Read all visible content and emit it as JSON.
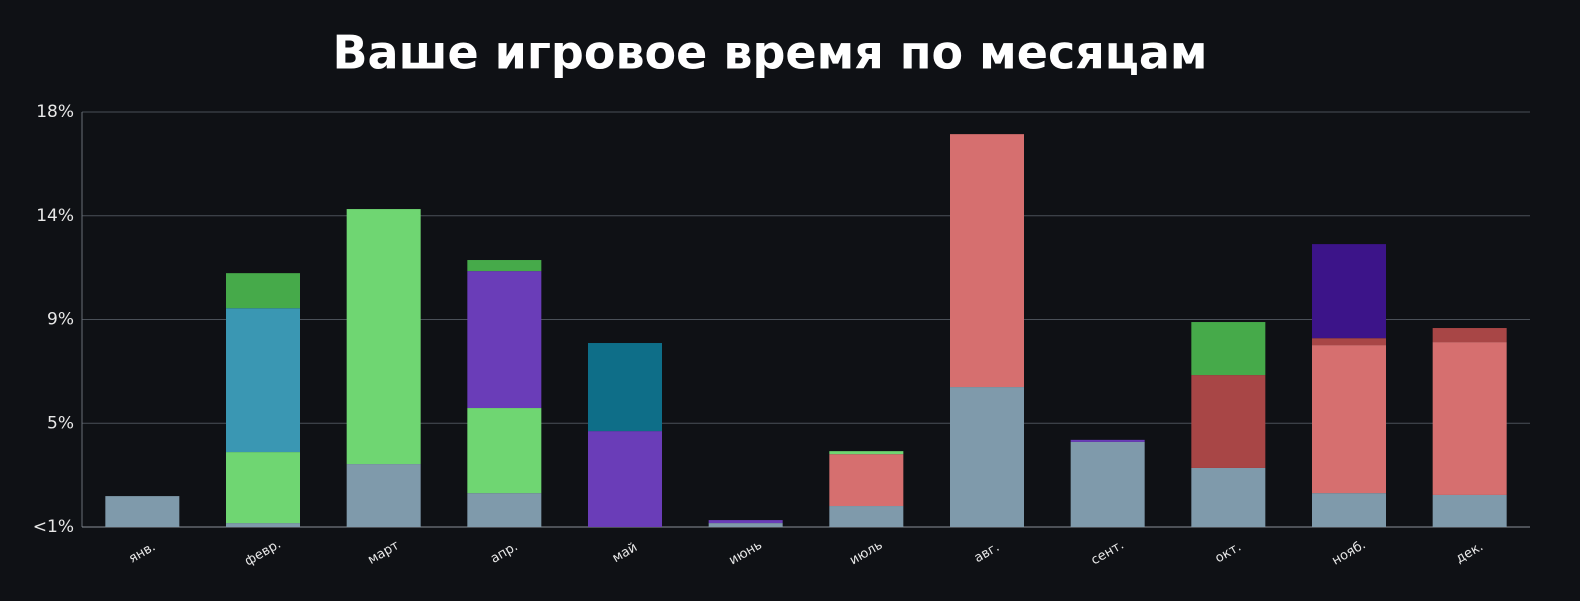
{
  "chart_data": {
    "type": "stacked-bar",
    "title": "Ваше игровое время по месяцам",
    "categories": [
      "янв.",
      "февр.",
      "март",
      "апр.",
      "май",
      "июнь",
      "июль",
      "авг.",
      "сент.",
      "окт.",
      "нояб.",
      "дек."
    ],
    "ylim": [
      0,
      18
    ],
    "yticks": [
      {
        "value": 0,
        "label": "<1%"
      },
      {
        "value": 4.5,
        "label": "5%"
      },
      {
        "value": 9,
        "label": "9%"
      },
      {
        "value": 13.5,
        "label": "14%"
      },
      {
        "value": 18,
        "label": "18%"
      }
    ],
    "grid": true,
    "series": [
      {
        "color": "#7f9aab",
        "values": [
          1.34,
          0.17,
          2.73,
          1.47,
          0,
          0.17,
          0.91,
          6.07,
          3.69,
          2.56,
          1.47,
          1.39
        ]
      },
      {
        "color": "#d66f6f",
        "values": [
          0,
          0,
          0,
          0,
          0,
          0,
          2.25,
          10.97,
          0,
          0,
          6.42,
          6.63
        ]
      },
      {
        "color": "#6fd672",
        "values": [
          0,
          3.08,
          11.06,
          3.69,
          0,
          0,
          0.13,
          0,
          0,
          0,
          0,
          0
        ]
      },
      {
        "color": "#a84646",
        "values": [
          0,
          0,
          0,
          0,
          0,
          0,
          0,
          0,
          0,
          4.03,
          0.3,
          0.61
        ]
      },
      {
        "color": "#6a3db8",
        "values": [
          0,
          0,
          0,
          5.94,
          4.16,
          0.13,
          0,
          0,
          0.09,
          0,
          0,
          0
        ]
      },
      {
        "color": "#3a97b3",
        "values": [
          0,
          6.24,
          0,
          0,
          0,
          0,
          0,
          0,
          0,
          0,
          0,
          0
        ]
      },
      {
        "color": "#0e6e88",
        "values": [
          0,
          0,
          0,
          0,
          3.82,
          0,
          0,
          0,
          0,
          0,
          0,
          0
        ]
      },
      {
        "color": "#46aa4a",
        "values": [
          0,
          1.52,
          0,
          0.48,
          0,
          0,
          0,
          0,
          0,
          2.3,
          0,
          0
        ]
      },
      {
        "color": "#3c1489",
        "values": [
          0,
          0,
          0,
          0,
          0,
          0,
          0,
          0,
          0,
          0,
          4.08,
          0
        ]
      }
    ]
  }
}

## [WORK TO BE COMPLETED]
Write out every line from the entries where "color" appears.

## [REPLY]
        "color": "#7f9aab",
        "color": "#d66f6f",
        "color": "#6fd672",
        "color": "#a84646",
        "color": "#6a3db8",
        "color": "#3a97b3",
        "color": "#0e6e88",
        "color": "#46aa4a",
        "color": "#3c1489",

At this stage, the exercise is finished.